### [Input]
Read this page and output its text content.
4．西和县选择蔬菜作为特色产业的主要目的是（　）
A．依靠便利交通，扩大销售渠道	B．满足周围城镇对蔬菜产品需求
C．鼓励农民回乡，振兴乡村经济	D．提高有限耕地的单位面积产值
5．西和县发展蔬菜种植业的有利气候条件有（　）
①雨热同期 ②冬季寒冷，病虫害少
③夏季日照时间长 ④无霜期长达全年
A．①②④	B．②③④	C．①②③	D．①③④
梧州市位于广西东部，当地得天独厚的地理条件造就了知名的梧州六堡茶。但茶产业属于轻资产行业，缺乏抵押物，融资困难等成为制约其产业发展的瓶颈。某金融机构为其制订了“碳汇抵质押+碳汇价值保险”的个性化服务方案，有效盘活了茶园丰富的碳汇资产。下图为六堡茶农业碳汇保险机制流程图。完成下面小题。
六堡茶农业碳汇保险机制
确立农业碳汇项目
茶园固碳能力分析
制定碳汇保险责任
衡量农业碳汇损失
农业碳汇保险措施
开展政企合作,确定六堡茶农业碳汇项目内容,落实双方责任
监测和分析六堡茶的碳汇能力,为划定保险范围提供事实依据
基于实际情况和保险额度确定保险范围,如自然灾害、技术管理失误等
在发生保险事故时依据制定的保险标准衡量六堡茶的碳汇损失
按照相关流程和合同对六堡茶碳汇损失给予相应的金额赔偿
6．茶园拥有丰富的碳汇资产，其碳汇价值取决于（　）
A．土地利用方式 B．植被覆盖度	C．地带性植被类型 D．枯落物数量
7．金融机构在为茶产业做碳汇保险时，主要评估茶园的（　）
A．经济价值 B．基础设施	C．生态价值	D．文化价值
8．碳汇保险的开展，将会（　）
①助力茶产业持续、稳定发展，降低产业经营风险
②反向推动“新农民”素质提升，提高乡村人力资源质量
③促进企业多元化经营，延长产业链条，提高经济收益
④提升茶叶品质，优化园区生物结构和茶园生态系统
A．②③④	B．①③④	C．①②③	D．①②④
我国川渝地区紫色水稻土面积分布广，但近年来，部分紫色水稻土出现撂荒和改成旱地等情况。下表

### [Aim]
Provide an exact reproduction of all the entries shown above.

### [Complete response]
Read this page and output its text content.
4．西和县选择蔬菜作为特色产业的主要目的是（　）
A．依靠便利交通，扩大销售渠道	B．满足周围城镇对蔬菜产品需求
C．鼓励农民回乡，振兴乡村经济	D．提高有限耕地的单位面积产值
5．西和县发展蔬菜种植业的有利气候条件有（　）
①雨热同期 ②冬季寒冷，病虫害少
③夏季日照时间长 ④无霜期长达全年
A．①②④	B．②③④	C．①②③	D．①③④
梧州市位于广西东部，当地得天独厚的地理条件造就了知名的梧州六堡茶。但茶产业属于轻资产行业，缺乏抵押物，融资困难等成为制约其产业发展的瓶颈。某金融机构为其制订了“碳汇抵质押+碳汇价值保险”的个性化服务方案，有效盘活了茶园丰富的碳汇资产。下图为六堡茶农业碳汇保险机制流程图。完成下面小题。
六堡茶农业碳汇保险机制
确立农业碳汇项目
茶园固碳能力分析
制定碳汇保险责任
衡量农业碳汇损失
农业碳汇保险措施
开展政企合作,确定六堡茶农业碳汇项目内容,落实双方责任
监测和分析六堡茶的碳汇能力,为划定保险范围提供事实依据
基于实际情况和保险额度确定保险范围,如自然灾害、技术管理失误等
在发生保险事故时依据制定的保险标准衡量六堡茶的碳汇损失
按照相关流程和合同对六堡茶碳汇损失给予相应的金额赔偿
6．茶园拥有丰富的碳汇资产，其碳汇价值取决于（　）
A．土地利用方式 B．植被覆盖度	C．地带性植被类型 D．枯落物数量
7．金融机构在为茶产业做碳汇保险时，主要评估茶园的（　）
A．经济价值 B．基础设施	C．生态价值	D．文化价值
8．碳汇保险的开展，将会（　）
①助力茶产业持续、稳定发展，降低产业经营风险
②反向推动“新农民”素质提升，提高乡村人力资源质量
③促进企业多元化经营，延长产业链条，提高经济收益
④提升茶叶品质，优化园区生物结构和茶园生态系统
A．②③④	B．①③④	C．①②③	D．①②④
我国川渝地区紫色水稻土面积分布广，但近年来，部分紫色水稻土出现撂荒和改成旱地等情况。下表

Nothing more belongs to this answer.